■ **WRITTEN INSTRUCTION**
Copy each line that holds "锦帽貂裘".

## Begin

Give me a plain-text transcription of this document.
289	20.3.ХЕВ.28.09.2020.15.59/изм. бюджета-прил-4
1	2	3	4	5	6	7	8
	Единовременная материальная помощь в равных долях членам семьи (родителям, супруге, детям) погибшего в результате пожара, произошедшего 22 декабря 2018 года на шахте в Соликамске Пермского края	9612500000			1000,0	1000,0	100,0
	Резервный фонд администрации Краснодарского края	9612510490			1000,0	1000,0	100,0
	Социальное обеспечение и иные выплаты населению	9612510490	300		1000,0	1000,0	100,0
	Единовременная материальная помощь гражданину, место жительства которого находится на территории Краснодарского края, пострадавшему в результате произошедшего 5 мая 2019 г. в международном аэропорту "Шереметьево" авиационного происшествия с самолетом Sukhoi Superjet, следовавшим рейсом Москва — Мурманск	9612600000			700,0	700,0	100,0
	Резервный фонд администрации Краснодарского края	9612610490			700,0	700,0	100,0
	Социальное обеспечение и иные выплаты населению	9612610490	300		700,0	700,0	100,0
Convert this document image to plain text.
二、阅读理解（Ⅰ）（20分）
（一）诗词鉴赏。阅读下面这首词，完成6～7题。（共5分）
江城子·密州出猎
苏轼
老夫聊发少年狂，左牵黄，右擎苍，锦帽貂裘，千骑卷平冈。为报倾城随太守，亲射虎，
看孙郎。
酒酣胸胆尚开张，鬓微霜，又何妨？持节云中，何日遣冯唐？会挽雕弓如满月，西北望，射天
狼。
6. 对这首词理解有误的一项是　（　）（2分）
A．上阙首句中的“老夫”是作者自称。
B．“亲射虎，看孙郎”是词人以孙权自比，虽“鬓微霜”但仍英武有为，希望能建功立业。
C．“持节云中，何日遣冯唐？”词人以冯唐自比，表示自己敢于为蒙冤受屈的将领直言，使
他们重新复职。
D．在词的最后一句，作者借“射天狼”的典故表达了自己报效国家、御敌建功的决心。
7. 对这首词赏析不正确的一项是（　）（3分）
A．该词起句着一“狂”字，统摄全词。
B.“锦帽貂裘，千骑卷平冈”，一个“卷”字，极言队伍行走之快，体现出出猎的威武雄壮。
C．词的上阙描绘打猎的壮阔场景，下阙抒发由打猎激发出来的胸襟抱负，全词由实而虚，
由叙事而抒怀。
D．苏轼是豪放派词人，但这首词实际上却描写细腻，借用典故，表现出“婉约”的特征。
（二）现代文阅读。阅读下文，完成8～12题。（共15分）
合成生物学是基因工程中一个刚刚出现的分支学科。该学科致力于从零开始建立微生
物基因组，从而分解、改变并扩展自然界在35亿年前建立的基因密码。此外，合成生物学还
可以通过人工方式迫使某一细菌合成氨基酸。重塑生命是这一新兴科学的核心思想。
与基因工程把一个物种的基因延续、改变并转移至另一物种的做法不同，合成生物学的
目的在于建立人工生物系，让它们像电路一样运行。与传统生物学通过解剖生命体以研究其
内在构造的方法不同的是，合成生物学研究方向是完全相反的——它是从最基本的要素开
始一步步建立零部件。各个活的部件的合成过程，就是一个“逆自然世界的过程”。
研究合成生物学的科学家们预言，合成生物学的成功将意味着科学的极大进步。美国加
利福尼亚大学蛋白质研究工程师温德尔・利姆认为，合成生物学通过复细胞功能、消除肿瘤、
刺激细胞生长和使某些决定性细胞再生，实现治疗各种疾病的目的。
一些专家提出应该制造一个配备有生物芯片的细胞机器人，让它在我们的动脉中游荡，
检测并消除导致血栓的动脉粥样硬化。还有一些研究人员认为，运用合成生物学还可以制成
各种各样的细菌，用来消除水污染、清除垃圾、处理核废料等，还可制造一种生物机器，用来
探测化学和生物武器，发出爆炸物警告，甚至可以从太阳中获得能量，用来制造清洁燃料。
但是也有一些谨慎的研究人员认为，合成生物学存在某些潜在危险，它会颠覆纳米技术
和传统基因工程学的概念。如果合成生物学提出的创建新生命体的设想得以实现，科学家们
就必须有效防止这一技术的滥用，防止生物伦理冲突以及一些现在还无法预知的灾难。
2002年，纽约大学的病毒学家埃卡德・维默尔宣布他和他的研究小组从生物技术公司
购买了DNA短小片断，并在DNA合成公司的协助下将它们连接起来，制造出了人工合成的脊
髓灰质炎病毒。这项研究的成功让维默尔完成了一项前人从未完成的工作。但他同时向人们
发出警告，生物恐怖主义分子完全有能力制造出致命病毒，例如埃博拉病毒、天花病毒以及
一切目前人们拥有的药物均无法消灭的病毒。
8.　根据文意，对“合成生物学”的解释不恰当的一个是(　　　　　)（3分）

## End

■ **ANSWER FOR THE TASK**
老夫聊发少年狂，左牵黄，右擎苍，锦帽貂裘，千骑卷平冈。为报倾城随太守，亲射虎，
B.“锦帽貂裘，千骑卷平冈”，一个“卷”字，极言队伍行走之快，体现出出猎的威武雄壮。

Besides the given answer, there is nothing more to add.